# [What to do]
Exactly as written, please set down all of the entries again, with no pictures.

Entries from a visual dataset:
***

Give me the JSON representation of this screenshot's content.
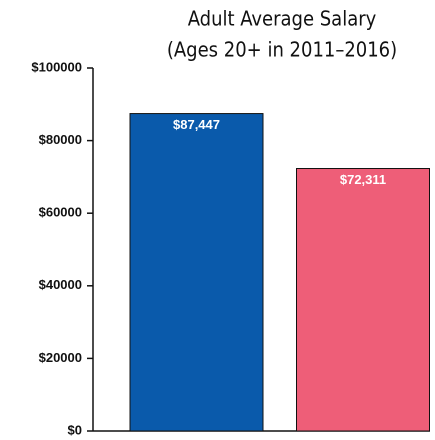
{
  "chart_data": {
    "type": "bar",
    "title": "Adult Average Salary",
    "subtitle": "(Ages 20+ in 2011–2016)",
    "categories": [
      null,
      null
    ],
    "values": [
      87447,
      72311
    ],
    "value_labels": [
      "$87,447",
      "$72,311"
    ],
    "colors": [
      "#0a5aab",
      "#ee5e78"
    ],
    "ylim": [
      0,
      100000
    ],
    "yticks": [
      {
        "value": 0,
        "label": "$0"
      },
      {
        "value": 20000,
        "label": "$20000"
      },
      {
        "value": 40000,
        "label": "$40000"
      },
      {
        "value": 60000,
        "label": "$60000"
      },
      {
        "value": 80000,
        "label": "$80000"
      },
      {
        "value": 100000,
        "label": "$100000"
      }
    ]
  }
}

***

# [Result of the exercise]
Give me the JSON representation of this screenshot's content.
{
  "chart_data": {
    "type": "bar",
    "title": "Adult Average Salary",
    "subtitle": "(Ages 20+ in 2011–2016)",
    "categories": [
      null,
      null
    ],
    "values": [
      87447,
      72311
    ],
    "value_labels": [
      "$87,447",
      "$72,311"
    ],
    "colors": [
      "#0a5aab",
      "#ee5e78"
    ],
    "ylim": [
      0,
      100000
    ],
    "yticks": [
      {
        "value": 0,
        "label": "$0"
      },
      {
        "value": 20000,
        "label": "$20000"
      },
      {
        "value": 40000,
        "label": "$40000"
      },
      {
        "value": 60000,
        "label": "$60000"
      },
      {
        "value": 80000,
        "label": "$80000"
      },
      {
        "value": 100000,
        "label": "$100000"
      }
    ]
  }
}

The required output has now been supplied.